** Start Provided data **
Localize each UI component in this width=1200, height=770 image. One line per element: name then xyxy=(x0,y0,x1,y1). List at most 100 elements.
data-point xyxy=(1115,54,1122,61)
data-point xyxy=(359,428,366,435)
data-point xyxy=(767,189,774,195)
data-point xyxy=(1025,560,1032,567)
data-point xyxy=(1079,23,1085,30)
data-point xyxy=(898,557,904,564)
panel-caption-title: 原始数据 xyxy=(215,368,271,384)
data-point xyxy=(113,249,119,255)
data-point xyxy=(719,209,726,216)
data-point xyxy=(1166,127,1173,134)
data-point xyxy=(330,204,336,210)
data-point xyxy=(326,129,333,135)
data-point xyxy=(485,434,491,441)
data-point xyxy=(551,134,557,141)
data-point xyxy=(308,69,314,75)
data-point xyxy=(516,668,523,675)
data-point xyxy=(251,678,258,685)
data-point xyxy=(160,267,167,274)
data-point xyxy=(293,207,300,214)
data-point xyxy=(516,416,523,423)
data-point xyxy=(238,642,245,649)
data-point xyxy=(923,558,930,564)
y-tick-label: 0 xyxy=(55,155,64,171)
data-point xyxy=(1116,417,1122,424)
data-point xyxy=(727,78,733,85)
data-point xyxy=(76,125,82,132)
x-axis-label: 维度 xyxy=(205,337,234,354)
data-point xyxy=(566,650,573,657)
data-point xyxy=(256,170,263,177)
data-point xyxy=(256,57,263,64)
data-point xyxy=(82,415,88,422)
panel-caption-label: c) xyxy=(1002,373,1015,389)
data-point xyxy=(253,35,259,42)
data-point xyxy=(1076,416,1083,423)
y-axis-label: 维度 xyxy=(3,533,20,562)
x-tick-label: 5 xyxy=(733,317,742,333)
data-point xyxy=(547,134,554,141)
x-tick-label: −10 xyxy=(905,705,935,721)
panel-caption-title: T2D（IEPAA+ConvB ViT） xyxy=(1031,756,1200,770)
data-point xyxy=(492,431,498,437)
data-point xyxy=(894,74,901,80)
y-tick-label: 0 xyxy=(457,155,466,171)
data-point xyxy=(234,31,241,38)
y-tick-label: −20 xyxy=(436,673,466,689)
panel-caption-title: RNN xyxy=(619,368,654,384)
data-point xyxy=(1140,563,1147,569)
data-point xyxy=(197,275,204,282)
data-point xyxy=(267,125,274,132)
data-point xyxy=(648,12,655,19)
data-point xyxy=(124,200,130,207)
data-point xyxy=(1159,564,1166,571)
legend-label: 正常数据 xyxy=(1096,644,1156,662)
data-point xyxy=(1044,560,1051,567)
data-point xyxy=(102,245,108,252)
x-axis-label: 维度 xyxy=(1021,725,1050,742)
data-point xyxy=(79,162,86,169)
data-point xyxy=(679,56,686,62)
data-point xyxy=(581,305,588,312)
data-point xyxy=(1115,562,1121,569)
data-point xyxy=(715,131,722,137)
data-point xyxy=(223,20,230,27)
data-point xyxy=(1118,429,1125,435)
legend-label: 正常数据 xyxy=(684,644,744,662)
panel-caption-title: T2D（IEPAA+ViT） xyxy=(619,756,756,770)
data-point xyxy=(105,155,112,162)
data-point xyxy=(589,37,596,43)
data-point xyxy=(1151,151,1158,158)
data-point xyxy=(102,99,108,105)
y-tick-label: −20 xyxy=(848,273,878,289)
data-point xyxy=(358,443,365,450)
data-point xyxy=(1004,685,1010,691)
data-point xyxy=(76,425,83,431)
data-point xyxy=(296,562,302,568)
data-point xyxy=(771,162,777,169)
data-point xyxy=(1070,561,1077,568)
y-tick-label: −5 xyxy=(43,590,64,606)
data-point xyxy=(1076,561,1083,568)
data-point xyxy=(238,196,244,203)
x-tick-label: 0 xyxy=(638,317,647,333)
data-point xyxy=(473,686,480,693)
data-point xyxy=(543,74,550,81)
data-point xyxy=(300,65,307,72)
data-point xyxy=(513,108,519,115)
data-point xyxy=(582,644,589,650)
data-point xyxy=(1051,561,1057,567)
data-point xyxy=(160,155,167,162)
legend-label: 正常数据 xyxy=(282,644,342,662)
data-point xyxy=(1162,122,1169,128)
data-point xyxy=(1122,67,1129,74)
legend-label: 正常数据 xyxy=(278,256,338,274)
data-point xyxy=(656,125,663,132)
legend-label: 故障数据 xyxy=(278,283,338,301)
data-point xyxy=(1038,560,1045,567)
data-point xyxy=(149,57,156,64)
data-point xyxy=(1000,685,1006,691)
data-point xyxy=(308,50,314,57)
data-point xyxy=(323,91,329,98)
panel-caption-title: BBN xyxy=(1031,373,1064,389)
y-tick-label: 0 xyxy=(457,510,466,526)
** End Provided data **
Copy out every one of the rows above, keeping each line unchanged.

Localize each UI component in this width=1200, height=770 image. One line per element: name then xyxy=(x0,y0,x1,y1). List at most 100 elements.
data-point xyxy=(1115,54,1122,61)
data-point xyxy=(359,428,366,435)
data-point xyxy=(767,189,774,195)
data-point xyxy=(1025,560,1032,567)
data-point xyxy=(1079,23,1085,30)
data-point xyxy=(898,557,904,564)
panel-caption-title: 原始数据 xyxy=(215,368,271,384)
data-point xyxy=(113,249,119,255)
data-point xyxy=(719,209,726,216)
data-point xyxy=(1166,127,1173,134)
data-point xyxy=(330,204,336,210)
data-point xyxy=(326,129,333,135)
data-point xyxy=(485,434,491,441)
data-point xyxy=(551,134,557,141)
data-point xyxy=(308,69,314,75)
data-point xyxy=(516,668,523,675)
data-point xyxy=(251,678,258,685)
data-point xyxy=(160,267,167,274)
data-point xyxy=(293,207,300,214)
data-point xyxy=(516,416,523,423)
data-point xyxy=(238,642,245,649)
data-point xyxy=(923,558,930,564)
y-tick-label: 0 xyxy=(55,155,64,171)
data-point xyxy=(1116,417,1122,424)
data-point xyxy=(727,78,733,85)
data-point xyxy=(76,125,82,132)
x-axis-label: 维度 xyxy=(205,337,234,354)
data-point xyxy=(566,650,573,657)
data-point xyxy=(256,170,263,177)
data-point xyxy=(256,57,263,64)
data-point xyxy=(82,415,88,422)
panel-caption-label: c) xyxy=(1002,373,1015,389)
data-point xyxy=(253,35,259,42)
data-point xyxy=(1076,416,1083,423)
y-axis-label: 维度 xyxy=(3,533,20,562)
x-tick-label: 5 xyxy=(733,317,742,333)
data-point xyxy=(547,134,554,141)
x-tick-label: −10 xyxy=(905,705,935,721)
panel-caption-title: T2D（IEPAA+ConvB ViT） xyxy=(1031,756,1200,770)
data-point xyxy=(492,431,498,437)
data-point xyxy=(894,74,901,80)
y-tick-label: 0 xyxy=(457,155,466,171)
data-point xyxy=(234,31,241,38)
y-tick-label: −20 xyxy=(436,673,466,689)
panel-caption-title: RNN xyxy=(619,368,654,384)
data-point xyxy=(1140,563,1147,569)
data-point xyxy=(197,275,204,282)
data-point xyxy=(267,125,274,132)
data-point xyxy=(648,12,655,19)
data-point xyxy=(124,200,130,207)
data-point xyxy=(1159,564,1166,571)
legend-label: 正常数据 xyxy=(1096,644,1156,662)
data-point xyxy=(1044,560,1051,567)
data-point xyxy=(102,245,108,252)
x-axis-label: 维度 xyxy=(1021,725,1050,742)
data-point xyxy=(79,162,86,169)
data-point xyxy=(679,56,686,62)
data-point xyxy=(581,305,588,312)
data-point xyxy=(1115,562,1121,569)
data-point xyxy=(715,131,722,137)
data-point xyxy=(223,20,230,27)
data-point xyxy=(1118,429,1125,435)
legend-label: 正常数据 xyxy=(684,644,744,662)
panel-caption-title: T2D（IEPAA+ViT） xyxy=(619,756,756,770)
data-point xyxy=(105,155,112,162)
data-point xyxy=(589,37,596,43)
data-point xyxy=(1151,151,1158,158)
data-point xyxy=(102,99,108,105)
y-tick-label: −20 xyxy=(848,273,878,289)
data-point xyxy=(358,443,365,450)
data-point xyxy=(1004,685,1010,691)
data-point xyxy=(76,425,83,431)
data-point xyxy=(296,562,302,568)
data-point xyxy=(771,162,777,169)
data-point xyxy=(1070,561,1077,568)
y-tick-label: −5 xyxy=(43,590,64,606)
data-point xyxy=(1076,561,1083,568)
data-point xyxy=(238,196,244,203)
x-tick-label: 0 xyxy=(638,317,647,333)
data-point xyxy=(473,686,480,693)
data-point xyxy=(543,74,550,81)
data-point xyxy=(300,65,307,72)
data-point xyxy=(513,108,519,115)
data-point xyxy=(582,644,589,650)
data-point xyxy=(1051,561,1057,567)
data-point xyxy=(160,155,167,162)
legend-label: 正常数据 xyxy=(282,644,342,662)
data-point xyxy=(1162,122,1169,128)
data-point xyxy=(1122,67,1129,74)
legend-label: 正常数据 xyxy=(278,256,338,274)
data-point xyxy=(656,125,663,132)
legend-label: 故障数据 xyxy=(278,283,338,301)
data-point xyxy=(1038,560,1045,567)
data-point xyxy=(149,57,156,64)
data-point xyxy=(1000,685,1006,691)
data-point xyxy=(308,50,314,57)
data-point xyxy=(323,91,329,98)
panel-caption-title: BBN xyxy=(1031,373,1064,389)
y-tick-label: 0 xyxy=(457,510,466,526)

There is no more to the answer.